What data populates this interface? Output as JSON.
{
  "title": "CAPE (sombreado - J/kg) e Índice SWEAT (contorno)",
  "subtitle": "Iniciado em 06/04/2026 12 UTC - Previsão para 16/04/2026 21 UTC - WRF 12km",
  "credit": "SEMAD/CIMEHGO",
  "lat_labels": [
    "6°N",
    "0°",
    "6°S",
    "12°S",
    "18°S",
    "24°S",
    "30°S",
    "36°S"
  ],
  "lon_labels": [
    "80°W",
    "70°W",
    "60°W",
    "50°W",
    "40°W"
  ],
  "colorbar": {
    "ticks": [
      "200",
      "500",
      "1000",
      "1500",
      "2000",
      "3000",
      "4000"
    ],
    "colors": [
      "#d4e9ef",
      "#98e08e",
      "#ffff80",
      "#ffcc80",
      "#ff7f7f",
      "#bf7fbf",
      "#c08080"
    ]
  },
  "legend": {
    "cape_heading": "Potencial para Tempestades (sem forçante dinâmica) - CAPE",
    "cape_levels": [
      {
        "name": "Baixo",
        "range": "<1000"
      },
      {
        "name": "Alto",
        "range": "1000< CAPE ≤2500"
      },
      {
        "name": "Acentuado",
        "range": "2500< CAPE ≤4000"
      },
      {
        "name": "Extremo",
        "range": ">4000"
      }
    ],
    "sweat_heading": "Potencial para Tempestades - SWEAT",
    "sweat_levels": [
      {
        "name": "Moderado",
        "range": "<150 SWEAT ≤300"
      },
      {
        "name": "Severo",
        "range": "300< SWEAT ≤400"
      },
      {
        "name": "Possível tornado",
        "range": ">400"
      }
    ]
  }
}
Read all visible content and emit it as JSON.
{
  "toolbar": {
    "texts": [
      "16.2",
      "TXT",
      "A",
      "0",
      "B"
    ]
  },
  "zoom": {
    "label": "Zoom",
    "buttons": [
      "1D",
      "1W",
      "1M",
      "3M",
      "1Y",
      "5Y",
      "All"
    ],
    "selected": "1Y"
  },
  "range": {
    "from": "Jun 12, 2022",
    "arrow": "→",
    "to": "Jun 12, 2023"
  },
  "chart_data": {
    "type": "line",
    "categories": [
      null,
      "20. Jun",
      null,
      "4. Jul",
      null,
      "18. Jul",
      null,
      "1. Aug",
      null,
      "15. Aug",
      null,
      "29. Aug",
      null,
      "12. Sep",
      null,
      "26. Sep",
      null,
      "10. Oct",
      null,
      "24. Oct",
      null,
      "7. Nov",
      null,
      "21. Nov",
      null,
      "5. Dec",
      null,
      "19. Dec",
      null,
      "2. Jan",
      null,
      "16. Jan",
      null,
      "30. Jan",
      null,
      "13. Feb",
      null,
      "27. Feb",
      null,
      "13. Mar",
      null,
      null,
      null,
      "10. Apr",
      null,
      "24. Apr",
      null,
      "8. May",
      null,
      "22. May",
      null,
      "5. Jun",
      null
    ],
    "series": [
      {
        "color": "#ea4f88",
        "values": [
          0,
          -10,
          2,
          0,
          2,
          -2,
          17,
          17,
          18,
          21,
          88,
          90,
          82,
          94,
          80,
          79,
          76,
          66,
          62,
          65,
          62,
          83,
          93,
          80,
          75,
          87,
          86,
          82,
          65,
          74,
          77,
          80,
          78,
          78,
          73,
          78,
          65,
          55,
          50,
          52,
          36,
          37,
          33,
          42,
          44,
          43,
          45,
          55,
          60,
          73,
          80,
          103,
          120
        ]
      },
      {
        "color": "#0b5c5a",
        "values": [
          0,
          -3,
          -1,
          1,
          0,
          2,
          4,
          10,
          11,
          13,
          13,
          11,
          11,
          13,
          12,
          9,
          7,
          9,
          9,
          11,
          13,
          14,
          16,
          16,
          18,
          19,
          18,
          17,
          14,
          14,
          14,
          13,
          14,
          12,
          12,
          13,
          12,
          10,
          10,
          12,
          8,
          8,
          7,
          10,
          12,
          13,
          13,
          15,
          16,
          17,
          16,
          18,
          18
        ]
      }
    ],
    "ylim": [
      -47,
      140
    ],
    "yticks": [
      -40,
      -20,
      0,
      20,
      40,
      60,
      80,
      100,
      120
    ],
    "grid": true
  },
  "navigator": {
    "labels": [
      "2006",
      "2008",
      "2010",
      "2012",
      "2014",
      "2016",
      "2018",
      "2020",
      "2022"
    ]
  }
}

■ **TASK GOAL**:
Copy all the records above precisely.

■ **TASK RESULT**:
What data populates this interface? Output as JSON.
{
  "title": "CAPE (sombreado - J/kg) e Índice SWEAT (contorno)",
  "subtitle": "Iniciado em 06/04/2026 12 UTC - Previsão para 16/04/2026 21 UTC - WRF 12km",
  "credit": "SEMAD/CIMEHGO",
  "lat_labels": [
    "6°N",
    "0°",
    "6°S",
    "12°S",
    "18°S",
    "24°S",
    "30°S",
    "36°S"
  ],
  "lon_labels": [
    "80°W",
    "70°W",
    "60°W",
    "50°W",
    "40°W"
  ],
  "colorbar": {
    "ticks": [
      "200",
      "500",
      "1000",
      "1500",
      "2000",
      "3000",
      "4000"
    ],
    "colors": [
      "#d4e9ef",
      "#98e08e",
      "#ffff80",
      "#ffcc80",
      "#ff7f7f",
      "#bf7fbf",
      "#c08080"
    ]
  },
  "legend": {
    "cape_heading": "Potencial para Tempestades (sem forçante dinâmica) - CAPE",
    "cape_levels": [
      {
        "name": "Baixo",
        "range": "<1000"
      },
      {
        "name": "Alto",
        "range": "1000< CAPE ≤2500"
      },
      {
        "name": "Acentuado",
        "range": "2500< CAPE ≤4000"
      },
      {
        "name": "Extremo",
        "range": ">4000"
      }
    ],
    "sweat_heading": "Potencial para Tempestades - SWEAT",
    "sweat_levels": [
      {
        "name": "Moderado",
        "range": "<150 SWEAT ≤300"
      },
      {
        "name": "Severo",
        "range": "300< SWEAT ≤400"
      },
      {
        "name": "Possível tornado",
        "range": ">400"
      }
    ]
  }
}
Read all visible content and emit it as JSON.
{
  "toolbar": {
    "texts": [
      "16.2",
      "TXT",
      "A",
      "0",
      "B"
    ]
  },
  "zoom": {
    "label": "Zoom",
    "buttons": [
      "1D",
      "1W",
      "1M",
      "3M",
      "1Y",
      "5Y",
      "All"
    ],
    "selected": "1Y"
  },
  "range": {
    "from": "Jun 12, 2022",
    "arrow": "→",
    "to": "Jun 12, 2023"
  },
  "chart_data": {
    "type": "line",
    "categories": [
      null,
      "20. Jun",
      null,
      "4. Jul",
      null,
      "18. Jul",
      null,
      "1. Aug",
      null,
      "15. Aug",
      null,
      "29. Aug",
      null,
      "12. Sep",
      null,
      "26. Sep",
      null,
      "10. Oct",
      null,
      "24. Oct",
      null,
      "7. Nov",
      null,
      "21. Nov",
      null,
      "5. Dec",
      null,
      "19. Dec",
      null,
      "2. Jan",
      null,
      "16. Jan",
      null,
      "30. Jan",
      null,
      "13. Feb",
      null,
      "27. Feb",
      null,
      "13. Mar",
      null,
      null,
      null,
      "10. Apr",
      null,
      "24. Apr",
      null,
      "8. May",
      null,
      "22. May",
      null,
      "5. Jun",
      null
    ],
    "series": [
      {
        "color": "#ea4f88",
        "values": [
          0,
          -10,
          2,
          0,
          2,
          -2,
          17,
          17,
          18,
          21,
          88,
          90,
          82,
          94,
          80,
          79,
          76,
          66,
          62,
          65,
          62,
          83,
          93,
          80,
          75,
          87,
          86,
          82,
          65,
          74,
          77,
          80,
          78,
          78,
          73,
          78,
          65,
          55,
          50,
          52,
          36,
          37,
          33,
          42,
          44,
          43,
          45,
          55,
          60,
          73,
          80,
          103,
          120
        ]
      },
      {
        "color": "#0b5c5a",
        "values": [
          0,
          -3,
          -1,
          1,
          0,
          2,
          4,
          10,
          11,
          13,
          13,
          11,
          11,
          13,
          12,
          9,
          7,
          9,
          9,
          11,
          13,
          14,
          16,
          16,
          18,
          19,
          18,
          17,
          14,
          14,
          14,
          13,
          14,
          12,
          12,
          13,
          12,
          10,
          10,
          12,
          8,
          8,
          7,
          10,
          12,
          13,
          13,
          15,
          16,
          17,
          16,
          18,
          18
        ]
      }
    ],
    "ylim": [
      -47,
      140
    ],
    "yticks": [
      -40,
      -20,
      0,
      20,
      40,
      60,
      80,
      100,
      120
    ],
    "grid": true
  },
  "navigator": {
    "labels": [
      "2006",
      "2008",
      "2010",
      "2012",
      "2014",
      "2016",
      "2018",
      "2020",
      "2022"
    ]
  }
}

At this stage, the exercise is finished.